EXERCISE DIRECTIONS :: Reproduce all of the listing below without alteration.

MATERIAL SUPPLIED ::
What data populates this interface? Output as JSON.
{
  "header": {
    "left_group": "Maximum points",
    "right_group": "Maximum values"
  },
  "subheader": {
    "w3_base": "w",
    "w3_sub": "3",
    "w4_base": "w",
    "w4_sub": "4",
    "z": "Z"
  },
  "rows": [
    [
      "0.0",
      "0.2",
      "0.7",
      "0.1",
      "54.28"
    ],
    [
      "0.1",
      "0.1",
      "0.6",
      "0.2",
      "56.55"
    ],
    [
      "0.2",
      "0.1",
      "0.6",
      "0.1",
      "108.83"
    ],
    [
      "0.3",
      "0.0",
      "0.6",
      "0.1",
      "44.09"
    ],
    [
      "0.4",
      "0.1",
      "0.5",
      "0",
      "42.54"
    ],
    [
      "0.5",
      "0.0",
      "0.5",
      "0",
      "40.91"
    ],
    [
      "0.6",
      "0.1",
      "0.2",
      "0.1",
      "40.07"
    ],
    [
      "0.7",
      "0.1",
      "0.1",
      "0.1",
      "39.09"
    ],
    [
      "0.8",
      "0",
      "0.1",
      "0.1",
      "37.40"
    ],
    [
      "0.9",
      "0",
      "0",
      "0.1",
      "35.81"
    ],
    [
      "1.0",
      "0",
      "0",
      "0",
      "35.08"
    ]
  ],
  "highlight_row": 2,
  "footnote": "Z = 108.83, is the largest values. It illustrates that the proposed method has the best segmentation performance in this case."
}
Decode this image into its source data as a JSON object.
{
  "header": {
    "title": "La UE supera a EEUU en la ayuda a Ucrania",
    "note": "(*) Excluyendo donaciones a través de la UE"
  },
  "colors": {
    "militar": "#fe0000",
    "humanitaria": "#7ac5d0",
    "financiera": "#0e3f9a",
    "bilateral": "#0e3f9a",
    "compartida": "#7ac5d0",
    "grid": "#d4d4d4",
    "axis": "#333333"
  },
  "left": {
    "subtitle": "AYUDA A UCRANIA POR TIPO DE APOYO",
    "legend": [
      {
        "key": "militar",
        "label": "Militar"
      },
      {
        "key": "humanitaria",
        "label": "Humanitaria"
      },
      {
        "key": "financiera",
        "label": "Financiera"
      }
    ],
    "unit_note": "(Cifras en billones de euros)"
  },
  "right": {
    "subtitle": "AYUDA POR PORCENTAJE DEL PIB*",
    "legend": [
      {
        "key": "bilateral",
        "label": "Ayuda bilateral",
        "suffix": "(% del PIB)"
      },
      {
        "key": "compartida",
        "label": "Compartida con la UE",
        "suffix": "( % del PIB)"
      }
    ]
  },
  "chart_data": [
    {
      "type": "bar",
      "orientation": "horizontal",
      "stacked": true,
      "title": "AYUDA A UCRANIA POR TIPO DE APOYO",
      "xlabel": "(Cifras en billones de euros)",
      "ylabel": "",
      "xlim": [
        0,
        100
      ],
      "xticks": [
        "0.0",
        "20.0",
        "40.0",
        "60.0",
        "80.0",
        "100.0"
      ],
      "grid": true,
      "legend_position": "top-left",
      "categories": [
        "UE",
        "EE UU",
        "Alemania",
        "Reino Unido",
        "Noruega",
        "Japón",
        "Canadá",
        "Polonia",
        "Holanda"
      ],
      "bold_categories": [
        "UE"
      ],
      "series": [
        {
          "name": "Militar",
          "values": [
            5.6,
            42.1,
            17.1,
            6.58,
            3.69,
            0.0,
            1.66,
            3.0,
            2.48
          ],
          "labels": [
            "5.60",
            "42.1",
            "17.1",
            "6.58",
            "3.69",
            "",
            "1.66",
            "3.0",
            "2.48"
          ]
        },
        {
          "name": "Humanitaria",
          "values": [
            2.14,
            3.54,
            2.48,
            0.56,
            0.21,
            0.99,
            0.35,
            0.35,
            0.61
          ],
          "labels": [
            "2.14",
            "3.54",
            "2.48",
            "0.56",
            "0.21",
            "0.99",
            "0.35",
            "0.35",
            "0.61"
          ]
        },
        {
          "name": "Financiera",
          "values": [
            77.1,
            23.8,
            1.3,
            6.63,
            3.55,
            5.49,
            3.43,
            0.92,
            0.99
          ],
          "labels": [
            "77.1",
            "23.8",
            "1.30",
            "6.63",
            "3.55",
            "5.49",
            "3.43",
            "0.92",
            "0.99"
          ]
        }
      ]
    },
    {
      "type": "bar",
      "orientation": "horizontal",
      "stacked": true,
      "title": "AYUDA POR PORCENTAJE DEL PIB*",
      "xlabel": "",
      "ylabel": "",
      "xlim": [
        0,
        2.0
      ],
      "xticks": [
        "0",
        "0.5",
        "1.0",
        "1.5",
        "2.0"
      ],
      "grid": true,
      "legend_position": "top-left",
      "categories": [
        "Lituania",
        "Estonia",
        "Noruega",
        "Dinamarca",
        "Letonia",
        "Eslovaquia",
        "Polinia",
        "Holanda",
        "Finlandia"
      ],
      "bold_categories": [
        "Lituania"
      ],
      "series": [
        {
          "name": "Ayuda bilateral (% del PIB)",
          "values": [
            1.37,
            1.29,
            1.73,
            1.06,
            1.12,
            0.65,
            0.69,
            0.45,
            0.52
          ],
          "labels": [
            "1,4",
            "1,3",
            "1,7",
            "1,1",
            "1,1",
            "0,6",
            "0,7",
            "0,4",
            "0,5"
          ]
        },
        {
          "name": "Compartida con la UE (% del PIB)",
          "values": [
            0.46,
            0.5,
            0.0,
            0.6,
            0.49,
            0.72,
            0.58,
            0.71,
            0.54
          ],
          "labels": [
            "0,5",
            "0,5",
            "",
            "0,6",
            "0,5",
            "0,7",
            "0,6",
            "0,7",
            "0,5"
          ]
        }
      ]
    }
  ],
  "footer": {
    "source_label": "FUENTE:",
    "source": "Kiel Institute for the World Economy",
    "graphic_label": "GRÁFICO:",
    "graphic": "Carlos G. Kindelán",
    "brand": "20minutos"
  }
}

EXERCISE RESPONSE ::
What data populates this interface? Output as JSON.
{
  "header": {
    "left_group": "Maximum points",
    "right_group": "Maximum values"
  },
  "subheader": {
    "w3_base": "w",
    "w3_sub": "3",
    "w4_base": "w",
    "w4_sub": "4",
    "z": "Z"
  },
  "rows": [
    [
      "0.0",
      "0.2",
      "0.7",
      "0.1",
      "54.28"
    ],
    [
      "0.1",
      "0.1",
      "0.6",
      "0.2",
      "56.55"
    ],
    [
      "0.2",
      "0.1",
      "0.6",
      "0.1",
      "108.83"
    ],
    [
      "0.3",
      "0.0",
      "0.6",
      "0.1",
      "44.09"
    ],
    [
      "0.4",
      "0.1",
      "0.5",
      "0",
      "42.54"
    ],
    [
      "0.5",
      "0.0",
      "0.5",
      "0",
      "40.91"
    ],
    [
      "0.6",
      "0.1",
      "0.2",
      "0.1",
      "40.07"
    ],
    [
      "0.7",
      "0.1",
      "0.1",
      "0.1",
      "39.09"
    ],
    [
      "0.8",
      "0",
      "0.1",
      "0.1",
      "37.40"
    ],
    [
      "0.9",
      "0",
      "0",
      "0.1",
      "35.81"
    ],
    [
      "1.0",
      "0",
      "0",
      "0",
      "35.08"
    ]
  ],
  "highlight_row": 2,
  "footnote": "Z = 108.83, is the largest values. It illustrates that the proposed method has the best segmentation performance in this case."
}
Decode this image into its source data as a JSON object.
{
  "header": {
    "title": "La UE supera a EEUU en la ayuda a Ucrania",
    "note": "(*) Excluyendo donaciones a través de la UE"
  },
  "colors": {
    "militar": "#fe0000",
    "humanitaria": "#7ac5d0",
    "financiera": "#0e3f9a",
    "bilateral": "#0e3f9a",
    "compartida": "#7ac5d0",
    "grid": "#d4d4d4",
    "axis": "#333333"
  },
  "left": {
    "subtitle": "AYUDA A UCRANIA POR TIPO DE APOYO",
    "legend": [
      {
        "key": "militar",
        "label": "Militar"
      },
      {
        "key": "humanitaria",
        "label": "Humanitaria"
      },
      {
        "key": "financiera",
        "label": "Financiera"
      }
    ],
    "unit_note": "(Cifras en billones de euros)"
  },
  "right": {
    "subtitle": "AYUDA POR PORCENTAJE DEL PIB*",
    "legend": [
      {
        "key": "bilateral",
        "label": "Ayuda bilateral",
        "suffix": "(% del PIB)"
      },
      {
        "key": "compartida",
        "label": "Compartida con la UE",
        "suffix": "( % del PIB)"
      }
    ]
  },
  "chart_data": [
    {
      "type": "bar",
      "orientation": "horizontal",
      "stacked": true,
      "title": "AYUDA A UCRANIA POR TIPO DE APOYO",
      "xlabel": "(Cifras en billones de euros)",
      "ylabel": "",
      "xlim": [
        0,
        100
      ],
      "xticks": [
        "0.0",
        "20.0",
        "40.0",
        "60.0",
        "80.0",
        "100.0"
      ],
      "grid": true,
      "legend_position": "top-left",
      "categories": [
        "UE",
        "EE UU",
        "Alemania",
        "Reino Unido",
        "Noruega",
        "Japón",
        "Canadá",
        "Polonia",
        "Holanda"
      ],
      "bold_categories": [
        "UE"
      ],
      "series": [
        {
          "name": "Militar",
          "values": [
            5.6,
            42.1,
            17.1,
            6.58,
            3.69,
            0.0,
            1.66,
            3.0,
            2.48
          ],
          "labels": [
            "5.60",
            "42.1",
            "17.1",
            "6.58",
            "3.69",
            "",
            "1.66",
            "3.0",
            "2.48"
          ]
        },
        {
          "name": "Humanitaria",
          "values": [
            2.14,
            3.54,
            2.48,
            0.56,
            0.21,
            0.99,
            0.35,
            0.35,
            0.61
          ],
          "labels": [
            "2.14",
            "3.54",
            "2.48",
            "0.56",
            "0.21",
            "0.99",
            "0.35",
            "0.35",
            "0.61"
          ]
        },
        {
          "name": "Financiera",
          "values": [
            77.1,
            23.8,
            1.3,
            6.63,
            3.55,
            5.49,
            3.43,
            0.92,
            0.99
          ],
          "labels": [
            "77.1",
            "23.8",
            "1.30",
            "6.63",
            "3.55",
            "5.49",
            "3.43",
            "0.92",
            "0.99"
          ]
        }
      ]
    },
    {
      "type": "bar",
      "orientation": "horizontal",
      "stacked": true,
      "title": "AYUDA POR PORCENTAJE DEL PIB*",
      "xlabel": "",
      "ylabel": "",
      "xlim": [
        0,
        2.0
      ],
      "xticks": [
        "0",
        "0.5",
        "1.0",
        "1.5",
        "2.0"
      ],
      "grid": true,
      "legend_position": "top-left",
      "categories": [
        "Lituania",
        "Estonia",
        "Noruega",
        "Dinamarca",
        "Letonia",
        "Eslovaquia",
        "Polinia",
        "Holanda",
        "Finlandia"
      ],
      "bold_categories": [
        "Lituania"
      ],
      "series": [
        {
          "name": "Ayuda bilateral (% del PIB)",
          "values": [
            1.37,
            1.29,
            1.73,
            1.06,
            1.12,
            0.65,
            0.69,
            0.45,
            0.52
          ],
          "labels": [
            "1,4",
            "1,3",
            "1,7",
            "1,1",
            "1,1",
            "0,6",
            "0,7",
            "0,4",
            "0,5"
          ]
        },
        {
          "name": "Compartida con la UE (% del PIB)",
          "values": [
            0.46,
            0.5,
            0.0,
            0.6,
            0.49,
            0.72,
            0.58,
            0.71,
            0.54
          ],
          "labels": [
            "0,5",
            "0,5",
            "",
            "0,6",
            "0,5",
            "0,7",
            "0,6",
            "0,7",
            "0,5"
          ]
        }
      ]
    }
  ],
  "footer": {
    "source_label": "FUENTE:",
    "source": "Kiel Institute for the World Economy",
    "graphic_label": "GRÁFICO:",
    "graphic": "Carlos G. Kindelán",
    "brand": "20minutos"
  }
}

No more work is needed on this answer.